[Start Data in this exercise]
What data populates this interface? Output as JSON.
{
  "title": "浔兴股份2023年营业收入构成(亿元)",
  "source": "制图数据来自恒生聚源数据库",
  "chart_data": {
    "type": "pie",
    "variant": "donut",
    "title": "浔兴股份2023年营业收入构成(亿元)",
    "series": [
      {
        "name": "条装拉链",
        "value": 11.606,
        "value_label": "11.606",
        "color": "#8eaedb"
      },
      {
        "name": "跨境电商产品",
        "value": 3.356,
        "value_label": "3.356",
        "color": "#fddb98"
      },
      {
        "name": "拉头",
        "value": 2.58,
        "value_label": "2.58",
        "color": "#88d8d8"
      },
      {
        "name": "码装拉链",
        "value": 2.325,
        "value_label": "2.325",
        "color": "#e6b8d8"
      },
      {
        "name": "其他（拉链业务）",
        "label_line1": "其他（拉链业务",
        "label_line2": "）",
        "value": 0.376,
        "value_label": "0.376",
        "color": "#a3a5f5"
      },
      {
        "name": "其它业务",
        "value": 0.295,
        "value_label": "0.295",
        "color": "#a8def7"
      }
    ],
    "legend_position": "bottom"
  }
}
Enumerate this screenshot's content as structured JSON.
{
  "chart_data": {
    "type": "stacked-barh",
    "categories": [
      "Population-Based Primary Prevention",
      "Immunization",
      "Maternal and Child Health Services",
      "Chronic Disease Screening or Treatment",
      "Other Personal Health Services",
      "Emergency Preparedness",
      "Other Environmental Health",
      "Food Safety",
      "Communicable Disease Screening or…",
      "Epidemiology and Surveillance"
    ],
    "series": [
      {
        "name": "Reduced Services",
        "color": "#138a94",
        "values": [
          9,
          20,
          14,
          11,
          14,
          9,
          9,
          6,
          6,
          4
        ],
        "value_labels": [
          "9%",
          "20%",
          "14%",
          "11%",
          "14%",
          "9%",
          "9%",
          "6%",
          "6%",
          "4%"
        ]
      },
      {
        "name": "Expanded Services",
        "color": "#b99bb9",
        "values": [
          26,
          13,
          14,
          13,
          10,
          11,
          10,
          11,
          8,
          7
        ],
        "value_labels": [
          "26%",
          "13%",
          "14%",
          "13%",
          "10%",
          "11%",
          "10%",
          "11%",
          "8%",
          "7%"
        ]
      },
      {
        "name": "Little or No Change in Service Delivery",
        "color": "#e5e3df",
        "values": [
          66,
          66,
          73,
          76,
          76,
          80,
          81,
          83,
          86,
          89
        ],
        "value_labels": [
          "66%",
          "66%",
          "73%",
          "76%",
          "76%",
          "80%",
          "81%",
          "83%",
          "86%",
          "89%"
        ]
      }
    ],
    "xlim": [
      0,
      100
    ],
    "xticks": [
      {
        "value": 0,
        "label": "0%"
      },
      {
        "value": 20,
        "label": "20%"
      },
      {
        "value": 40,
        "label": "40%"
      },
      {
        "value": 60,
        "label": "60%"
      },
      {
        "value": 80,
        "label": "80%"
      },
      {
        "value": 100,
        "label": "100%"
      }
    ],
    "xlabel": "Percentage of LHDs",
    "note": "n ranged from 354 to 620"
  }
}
[End Data in this exercise]
Every entry above needs to be quoted exactly.

What data populates this interface? Output as JSON.
{
  "title": "浔兴股份2023年营业收入构成(亿元)",
  "source": "制图数据来自恒生聚源数据库",
  "chart_data": {
    "type": "pie",
    "variant": "donut",
    "title": "浔兴股份2023年营业收入构成(亿元)",
    "series": [
      {
        "name": "条装拉链",
        "value": 11.606,
        "value_label": "11.606",
        "color": "#8eaedb"
      },
      {
        "name": "跨境电商产品",
        "value": 3.356,
        "value_label": "3.356",
        "color": "#fddb98"
      },
      {
        "name": "拉头",
        "value": 2.58,
        "value_label": "2.58",
        "color": "#88d8d8"
      },
      {
        "name": "码装拉链",
        "value": 2.325,
        "value_label": "2.325",
        "color": "#e6b8d8"
      },
      {
        "name": "其他（拉链业务）",
        "label_line1": "其他（拉链业务",
        "label_line2": "）",
        "value": 0.376,
        "value_label": "0.376",
        "color": "#a3a5f5"
      },
      {
        "name": "其它业务",
        "value": 0.295,
        "value_label": "0.295",
        "color": "#a8def7"
      }
    ],
    "legend_position": "bottom"
  }
}
Enumerate this screenshot's content as structured JSON.
{
  "chart_data": {
    "type": "stacked-barh",
    "categories": [
      "Population-Based Primary Prevention",
      "Immunization",
      "Maternal and Child Health Services",
      "Chronic Disease Screening or Treatment",
      "Other Personal Health Services",
      "Emergency Preparedness",
      "Other Environmental Health",
      "Food Safety",
      "Communicable Disease Screening or…",
      "Epidemiology and Surveillance"
    ],
    "series": [
      {
        "name": "Reduced Services",
        "color": "#138a94",
        "values": [
          9,
          20,
          14,
          11,
          14,
          9,
          9,
          6,
          6,
          4
        ],
        "value_labels": [
          "9%",
          "20%",
          "14%",
          "11%",
          "14%",
          "9%",
          "9%",
          "6%",
          "6%",
          "4%"
        ]
      },
      {
        "name": "Expanded Services",
        "color": "#b99bb9",
        "values": [
          26,
          13,
          14,
          13,
          10,
          11,
          10,
          11,
          8,
          7
        ],
        "value_labels": [
          "26%",
          "13%",
          "14%",
          "13%",
          "10%",
          "11%",
          "10%",
          "11%",
          "8%",
          "7%"
        ]
      },
      {
        "name": "Little or No Change in Service Delivery",
        "color": "#e5e3df",
        "values": [
          66,
          66,
          73,
          76,
          76,
          80,
          81,
          83,
          86,
          89
        ],
        "value_labels": [
          "66%",
          "66%",
          "73%",
          "76%",
          "76%",
          "80%",
          "81%",
          "83%",
          "86%",
          "89%"
        ]
      }
    ],
    "xlim": [
      0,
      100
    ],
    "xticks": [
      {
        "value": 0,
        "label": "0%"
      },
      {
        "value": 20,
        "label": "20%"
      },
      {
        "value": 40,
        "label": "40%"
      },
      {
        "value": 60,
        "label": "60%"
      },
      {
        "value": 80,
        "label": "80%"
      },
      {
        "value": 100,
        "label": "100%"
      }
    ],
    "xlabel": "Percentage of LHDs",
    "note": "n ranged from 354 to 620"
  }
}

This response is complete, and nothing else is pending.